Set down the material below word for word, excluding the pictures.
___ PROVIDED ENTRIES
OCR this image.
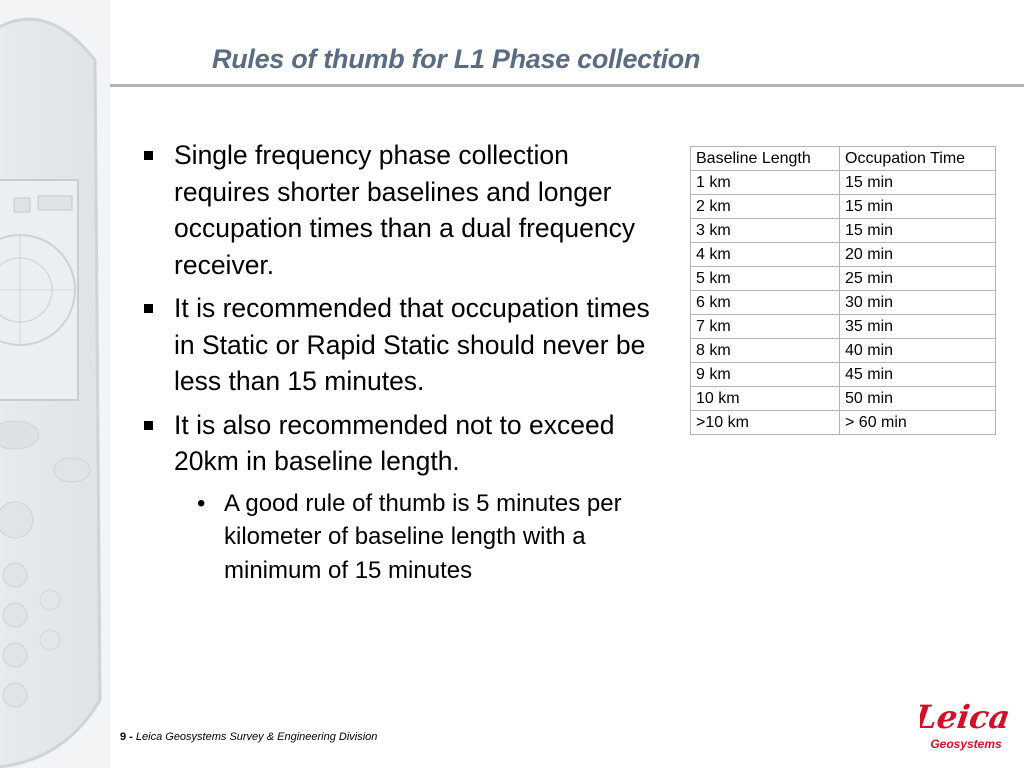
Rules of thumb for L1 Phase collection
Single frequency phase collection requires shorter baselines and longer occupation times than a dual frequency receiver.
It is recommended that occupation times in Static or Rapid Static should never be less than 15 minutes.
It is also recommended not to exceed 20km in baseline length.
• A good rule of thumb is 5 minutes per kilometer of baseline length with a minimum of 15 minutes
Baseline Length	Occupation Time
1 km	15 min
2 km	15 min
3 km	15 min
4 km	20 min
5 km	25 min
6 km	30 min
7 km	35 min
8 km	40 min
9 km	45 min
10 km	50 min
>10 km	> 60 min
9 - Leica Geosystems Survey & Engineering Division
Leica
Geosystems
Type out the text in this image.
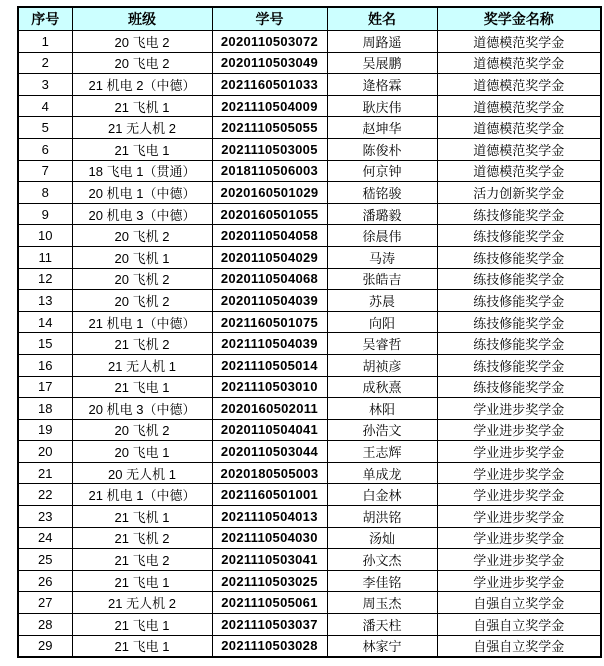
序号	班级	学号	姓名	奖学金名称
1	20 飞电 2	2020110503072	周路遥	道德模范奖学金
2	20 飞电 2	2020110503049	吴展鹏	道德模范奖学金
3	21 机电 2（中德）	2021160501033	逄格霖	道德模范奖学金
4	21 飞机 1	2021110504009	耿庆伟	道德模范奖学金
5	21 无人机 2	2021110505055	赵坤华	道德模范奖学金
6	21 飞电 1	2021110503005	陈俊朴	道德模范奖学金
7	18 飞电 1（贯通）	2018110506003	何京钟	道德模范奖学金
8	20 机电 1（中德）	2020160501029	嵇铭骏	活力创新奖学金
9	20 机电 3（中德）	2020160501055	潘璐毅	练技修能奖学金
10	20 飞机 2	2020110504058	徐晨伟	练技修能奖学金
11	20 飞机 1	2020110504029	马涛	练技修能奖学金
12	20 飞机 2	2020110504068	张皓吉	练技修能奖学金
13	20 飞机 2	2020110504039	苏晨	练技修能奖学金
14	21 机电 1（中德）	2021160501075	向阳	练技修能奖学金
15	21 飞机 2	2021110504039	吴睿哲	练技修能奖学金
16	21 无人机 1	2021110505014	胡祯彦	练技修能奖学金
17	21 飞电 1	2021110503010	成秋熹	练技修能奖学金
18	20 机电 3（中德）	2020160502011	林阳	学业进步奖学金
19	20 飞机 2	2020110504041	孙浩文	学业进步奖学金
20	20 飞电 1	2020110503044	王志辉	学业进步奖学金
21	20 无人机 1	2020180505003	单成龙	学业进步奖学金
22	21 机电 1（中德）	2021160501001	白金林	学业进步奖学金
23	21 飞机 1	2021110504013	胡洪铭	学业进步奖学金
24	21 飞机 2	2021110504030	汤灿	学业进步奖学金
25	21 飞电 2	2021110503041	孙文杰	学业进步奖学金
26	21 飞电 1	2021110503025	李佳铭	学业进步奖学金
27	21 无人机 2	2021110505061	周玉杰	自强自立奖学金
28	21 飞电 1	2021110503037	潘天柱	自强自立奖学金
29	21 飞电 1	2021110503028	林家宁	自强自立奖学金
______
:: EXERCISE ANSWER ::
OCR this image.
Rules of thumb for L1 Phase collection
Single frequency phase collection requires shorter baselines and longer occupation times than a dual frequency receiver.
It is recommended that occupation times in Static or Rapid Static should never be less than 15 minutes.
It is also recommended not to exceed 20km in baseline length.
• A good rule of thumb is 5 minutes per kilometer of baseline length with a minimum of 15 minutes
Baseline Length	Occupation Time
1 km	15 min
2 km	15 min
3 km	15 min
4 km	20 min
5 km	25 min
6 km	30 min
7 km	35 min
8 km	40 min
9 km	45 min
10 km	50 min
>10 km	> 60 min
9 - Leica Geosystems Survey & Engineering Division
Leica
Geosystems
Type out the text in this image.
序号	班级	学号	姓名	奖学金名称
1	20 飞电 2	2020110503072	周路遥	道德模范奖学金
2	20 飞电 2	2020110503049	吴展鹏	道德模范奖学金
3	21 机电 2（中德）	2021160501033	逄格霖	道德模范奖学金
4	21 飞机 1	2021110504009	耿庆伟	道德模范奖学金
5	21 无人机 2	2021110505055	赵坤华	道德模范奖学金
6	21 飞电 1	2021110503005	陈俊朴	道德模范奖学金
7	18 飞电 1（贯通）	2018110506003	何京钟	道德模范奖学金
8	20 机电 1（中德）	2020160501029	嵇铭骏	活力创新奖学金
9	20 机电 3（中德）	2020160501055	潘璐毅	练技修能奖学金
10	20 飞机 2	2020110504058	徐晨伟	练技修能奖学金
11	20 飞机 1	2020110504029	马涛	练技修能奖学金
12	20 飞机 2	2020110504068	张皓吉	练技修能奖学金
13	20 飞机 2	2020110504039	苏晨	练技修能奖学金
14	21 机电 1（中德）	2021160501075	向阳	练技修能奖学金
15	21 飞机 2	2021110504039	吴睿哲	练技修能奖学金
16	21 无人机 1	2021110505014	胡祯彦	练技修能奖学金
17	21 飞电 1	2021110503010	成秋熹	练技修能奖学金
18	20 机电 3（中德）	2020160502011	林阳	学业进步奖学金
19	20 飞机 2	2020110504041	孙浩文	学业进步奖学金
20	20 飞电 1	2020110503044	王志辉	学业进步奖学金
21	20 无人机 1	2020180505003	单成龙	学业进步奖学金
22	21 机电 1（中德）	2021160501001	白金林	学业进步奖学金
23	21 飞机 1	2021110504013	胡洪铭	学业进步奖学金
24	21 飞机 2	2021110504030	汤灿	学业进步奖学金
25	21 飞电 2	2021110503041	孙文杰	学业进步奖学金
26	21 飞电 1	2021110503025	李佳铭	学业进步奖学金
27	21 无人机 2	2021110505061	周玉杰	自强自立奖学金
28	21 飞电 1	2021110503037	潘天柱	自强自立奖学金
29	21 飞电 1	2021110503028	林家宁	自强自立奖学金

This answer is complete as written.